### What you will do
Starting at the line that contains "Identify all the" and ending with the line that contains "boundaries <box>31 10 1027 586</box>", copy out the lines below without any changes, including both of those lines.

****************

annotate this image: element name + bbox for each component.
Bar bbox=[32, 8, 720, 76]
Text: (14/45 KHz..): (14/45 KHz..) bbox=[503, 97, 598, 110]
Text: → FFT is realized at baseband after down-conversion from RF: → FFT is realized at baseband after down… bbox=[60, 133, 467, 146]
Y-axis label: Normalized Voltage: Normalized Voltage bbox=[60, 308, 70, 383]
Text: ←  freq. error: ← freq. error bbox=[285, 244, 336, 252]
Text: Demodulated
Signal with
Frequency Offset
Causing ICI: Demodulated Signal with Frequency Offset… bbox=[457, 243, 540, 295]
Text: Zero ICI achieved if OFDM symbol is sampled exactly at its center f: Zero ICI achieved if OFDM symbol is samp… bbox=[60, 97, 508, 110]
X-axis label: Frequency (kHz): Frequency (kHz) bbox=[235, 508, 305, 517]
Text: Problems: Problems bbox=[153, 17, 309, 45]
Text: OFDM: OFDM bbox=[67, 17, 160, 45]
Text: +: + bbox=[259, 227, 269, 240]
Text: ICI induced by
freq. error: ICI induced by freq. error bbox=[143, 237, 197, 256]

****************

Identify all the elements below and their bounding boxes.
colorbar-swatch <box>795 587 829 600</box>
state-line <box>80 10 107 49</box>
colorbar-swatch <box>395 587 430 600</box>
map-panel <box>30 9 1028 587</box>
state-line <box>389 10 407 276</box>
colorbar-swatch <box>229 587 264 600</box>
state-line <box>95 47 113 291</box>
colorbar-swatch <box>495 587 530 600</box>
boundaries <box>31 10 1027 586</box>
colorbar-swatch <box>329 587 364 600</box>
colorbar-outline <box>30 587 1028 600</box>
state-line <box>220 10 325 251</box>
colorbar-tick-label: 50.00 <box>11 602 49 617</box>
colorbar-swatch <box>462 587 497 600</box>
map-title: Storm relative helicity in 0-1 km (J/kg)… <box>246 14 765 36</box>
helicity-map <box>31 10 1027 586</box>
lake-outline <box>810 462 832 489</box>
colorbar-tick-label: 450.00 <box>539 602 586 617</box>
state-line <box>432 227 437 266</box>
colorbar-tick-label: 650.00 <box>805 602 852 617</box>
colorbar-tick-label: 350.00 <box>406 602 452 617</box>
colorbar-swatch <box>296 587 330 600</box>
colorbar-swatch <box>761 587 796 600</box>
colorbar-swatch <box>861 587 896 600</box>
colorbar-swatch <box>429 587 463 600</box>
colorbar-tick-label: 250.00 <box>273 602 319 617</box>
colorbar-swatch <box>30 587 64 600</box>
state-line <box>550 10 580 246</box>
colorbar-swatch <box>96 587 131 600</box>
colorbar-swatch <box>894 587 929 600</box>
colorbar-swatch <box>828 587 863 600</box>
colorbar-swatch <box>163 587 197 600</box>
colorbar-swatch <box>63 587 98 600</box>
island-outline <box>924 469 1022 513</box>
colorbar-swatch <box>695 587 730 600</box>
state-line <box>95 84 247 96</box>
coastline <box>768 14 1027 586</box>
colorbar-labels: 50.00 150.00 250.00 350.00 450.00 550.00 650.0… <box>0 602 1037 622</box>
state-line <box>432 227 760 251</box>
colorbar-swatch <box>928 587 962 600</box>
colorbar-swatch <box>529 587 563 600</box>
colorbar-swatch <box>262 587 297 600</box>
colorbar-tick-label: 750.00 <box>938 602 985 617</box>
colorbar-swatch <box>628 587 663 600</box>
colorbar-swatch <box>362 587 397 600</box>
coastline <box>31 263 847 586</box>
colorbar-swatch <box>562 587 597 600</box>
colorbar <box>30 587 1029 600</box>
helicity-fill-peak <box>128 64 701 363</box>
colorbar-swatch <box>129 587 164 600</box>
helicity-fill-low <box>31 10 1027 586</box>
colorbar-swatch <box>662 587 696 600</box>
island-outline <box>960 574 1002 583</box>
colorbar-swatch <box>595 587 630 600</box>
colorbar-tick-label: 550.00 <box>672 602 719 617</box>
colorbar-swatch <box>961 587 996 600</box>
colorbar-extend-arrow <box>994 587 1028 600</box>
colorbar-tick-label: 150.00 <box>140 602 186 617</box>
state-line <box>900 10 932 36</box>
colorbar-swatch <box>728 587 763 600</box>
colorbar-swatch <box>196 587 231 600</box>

****************

### Result of the task
Identify all the elements below and their bounding boxes.
colorbar-swatch <box>795 587 829 600</box>
state-line <box>80 10 107 49</box>
colorbar-swatch <box>395 587 430 600</box>
map-panel <box>30 9 1028 587</box>
state-line <box>389 10 407 276</box>
colorbar-swatch <box>229 587 264 600</box>
state-line <box>95 47 113 291</box>
colorbar-swatch <box>495 587 530 600</box>
boundaries <box>31 10 1027 586</box>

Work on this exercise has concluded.